Collected data:
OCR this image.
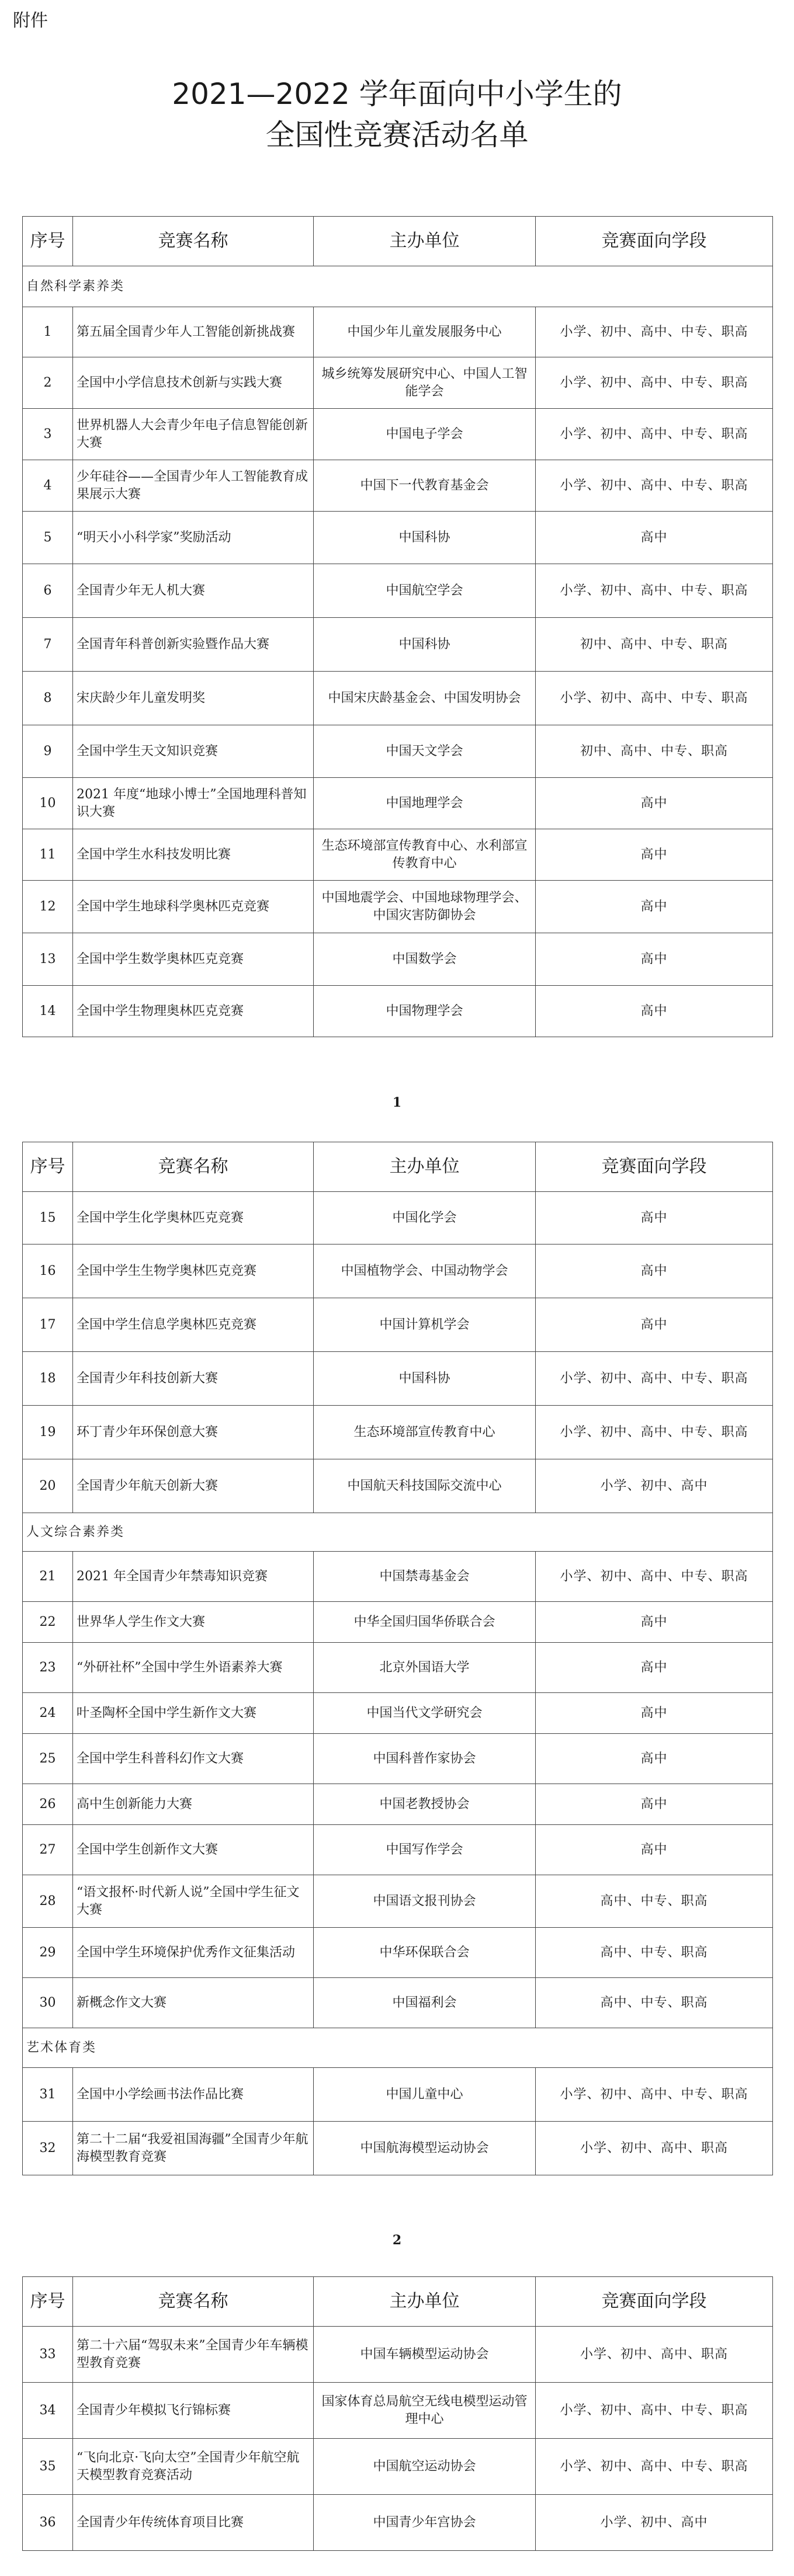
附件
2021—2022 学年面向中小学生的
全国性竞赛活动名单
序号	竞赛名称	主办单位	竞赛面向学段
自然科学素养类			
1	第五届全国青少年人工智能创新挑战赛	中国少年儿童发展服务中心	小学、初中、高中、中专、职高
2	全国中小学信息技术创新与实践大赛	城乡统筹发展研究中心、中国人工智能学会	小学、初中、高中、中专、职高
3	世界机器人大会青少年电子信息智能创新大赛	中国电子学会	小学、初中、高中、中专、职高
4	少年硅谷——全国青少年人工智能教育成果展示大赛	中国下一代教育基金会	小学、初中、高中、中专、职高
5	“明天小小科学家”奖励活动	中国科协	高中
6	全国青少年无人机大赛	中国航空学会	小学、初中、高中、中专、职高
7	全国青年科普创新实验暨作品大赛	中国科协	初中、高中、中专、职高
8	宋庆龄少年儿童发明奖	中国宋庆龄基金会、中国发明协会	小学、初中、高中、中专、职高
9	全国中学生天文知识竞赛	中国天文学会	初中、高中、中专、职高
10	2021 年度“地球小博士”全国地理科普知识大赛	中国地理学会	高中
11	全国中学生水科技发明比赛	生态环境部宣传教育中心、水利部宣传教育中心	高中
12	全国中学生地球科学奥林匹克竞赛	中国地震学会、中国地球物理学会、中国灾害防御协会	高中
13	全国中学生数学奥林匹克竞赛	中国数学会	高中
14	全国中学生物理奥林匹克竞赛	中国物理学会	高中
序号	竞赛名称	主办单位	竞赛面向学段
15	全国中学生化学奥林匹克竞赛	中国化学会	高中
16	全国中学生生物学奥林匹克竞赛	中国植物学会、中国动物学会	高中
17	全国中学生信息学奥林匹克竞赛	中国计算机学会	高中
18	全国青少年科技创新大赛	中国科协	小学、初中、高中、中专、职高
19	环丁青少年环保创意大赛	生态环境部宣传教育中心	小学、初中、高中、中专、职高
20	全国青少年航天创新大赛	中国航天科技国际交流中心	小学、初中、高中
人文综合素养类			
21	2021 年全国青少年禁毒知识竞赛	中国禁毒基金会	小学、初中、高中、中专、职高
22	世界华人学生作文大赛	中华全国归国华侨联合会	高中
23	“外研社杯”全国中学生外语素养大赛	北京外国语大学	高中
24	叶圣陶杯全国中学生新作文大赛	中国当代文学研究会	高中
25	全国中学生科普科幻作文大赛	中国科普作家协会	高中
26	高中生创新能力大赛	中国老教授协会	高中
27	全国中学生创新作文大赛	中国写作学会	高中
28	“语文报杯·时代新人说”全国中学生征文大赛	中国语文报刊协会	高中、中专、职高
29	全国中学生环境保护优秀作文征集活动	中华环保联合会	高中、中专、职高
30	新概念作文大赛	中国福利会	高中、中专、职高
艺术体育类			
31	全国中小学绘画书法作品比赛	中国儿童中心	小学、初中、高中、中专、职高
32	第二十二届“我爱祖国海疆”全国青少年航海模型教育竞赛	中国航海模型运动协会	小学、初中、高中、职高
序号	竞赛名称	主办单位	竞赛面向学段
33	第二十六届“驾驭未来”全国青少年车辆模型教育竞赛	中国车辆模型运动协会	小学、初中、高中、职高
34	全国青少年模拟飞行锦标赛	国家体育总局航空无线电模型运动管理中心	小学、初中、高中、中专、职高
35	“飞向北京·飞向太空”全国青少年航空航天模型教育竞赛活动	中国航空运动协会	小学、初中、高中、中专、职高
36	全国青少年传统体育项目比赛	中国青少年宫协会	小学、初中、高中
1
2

● Short exercise
Copy everything in the records above except the pictures, exactly as written.

● Task answer
OCR this image.
附件
2021—2022 学年面向中小学生的
全国性竞赛活动名单
序号	竞赛名称	主办单位	竞赛面向学段
自然科学素养类			
1	第五届全国青少年人工智能创新挑战赛	中国少年儿童发展服务中心	小学、初中、高中、中专、职高
2	全国中小学信息技术创新与实践大赛	城乡统筹发展研究中心、中国人工智能学会	小学、初中、高中、中专、职高
3	世界机器人大会青少年电子信息智能创新大赛	中国电子学会	小学、初中、高中、中专、职高
4	少年硅谷——全国青少年人工智能教育成果展示大赛	中国下一代教育基金会	小学、初中、高中、中专、职高
5	“明天小小科学家”奖励活动	中国科协	高中
6	全国青少年无人机大赛	中国航空学会	小学、初中、高中、中专、职高
7	全国青年科普创新实验暨作品大赛	中国科协	初中、高中、中专、职高
8	宋庆龄少年儿童发明奖	中国宋庆龄基金会、中国发明协会	小学、初中、高中、中专、职高
9	全国中学生天文知识竞赛	中国天文学会	初中、高中、中专、职高
10	2021 年度“地球小博士”全国地理科普知识大赛	中国地理学会	高中
11	全国中学生水科技发明比赛	生态环境部宣传教育中心、水利部宣传教育中心	高中
12	全国中学生地球科学奥林匹克竞赛	中国地震学会、中国地球物理学会、中国灾害防御协会	高中
13	全国中学生数学奥林匹克竞赛	中国数学会	高中
14	全国中学生物理奥林匹克竞赛	中国物理学会	高中
序号	竞赛名称	主办单位	竞赛面向学段
15	全国中学生化学奥林匹克竞赛	中国化学会	高中
16	全国中学生生物学奥林匹克竞赛	中国植物学会、中国动物学会	高中
17	全国中学生信息学奥林匹克竞赛	中国计算机学会	高中
18	全国青少年科技创新大赛	中国科协	小学、初中、高中、中专、职高
19	环丁青少年环保创意大赛	生态环境部宣传教育中心	小学、初中、高中、中专、职高
20	全国青少年航天创新大赛	中国航天科技国际交流中心	小学、初中、高中
人文综合素养类			
21	2021 年全国青少年禁毒知识竞赛	中国禁毒基金会	小学、初中、高中、中专、职高
22	世界华人学生作文大赛	中华全国归国华侨联合会	高中
23	“外研社杯”全国中学生外语素养大赛	北京外国语大学	高中
24	叶圣陶杯全国中学生新作文大赛	中国当代文学研究会	高中
25	全国中学生科普科幻作文大赛	中国科普作家协会	高中
26	高中生创新能力大赛	中国老教授协会	高中
27	全国中学生创新作文大赛	中国写作学会	高中
28	“语文报杯·时代新人说”全国中学生征文大赛	中国语文报刊协会	高中、中专、职高
29	全国中学生环境保护优秀作文征集活动	中华环保联合会	高中、中专、职高
30	新概念作文大赛	中国福利会	高中、中专、职高
艺术体育类			
31	全国中小学绘画书法作品比赛	中国儿童中心	小学、初中、高中、中专、职高
32	第二十二届“我爱祖国海疆”全国青少年航海模型教育竞赛	中国航海模型运动协会	小学、初中、高中、职高
序号	竞赛名称	主办单位	竞赛面向学段
33	第二十六届“驾驭未来”全国青少年车辆模型教育竞赛	中国车辆模型运动协会	小学、初中、高中、职高
34	全国青少年模拟飞行锦标赛	国家体育总局航空无线电模型运动管理中心	小学、初中、高中、中专、职高
35	“飞向北京·飞向太空”全国青少年航空航天模型教育竞赛活动	中国航空运动协会	小学、初中、高中、中专、职高
36	全国青少年传统体育项目比赛	中国青少年宫协会	小学、初中、高中
1
2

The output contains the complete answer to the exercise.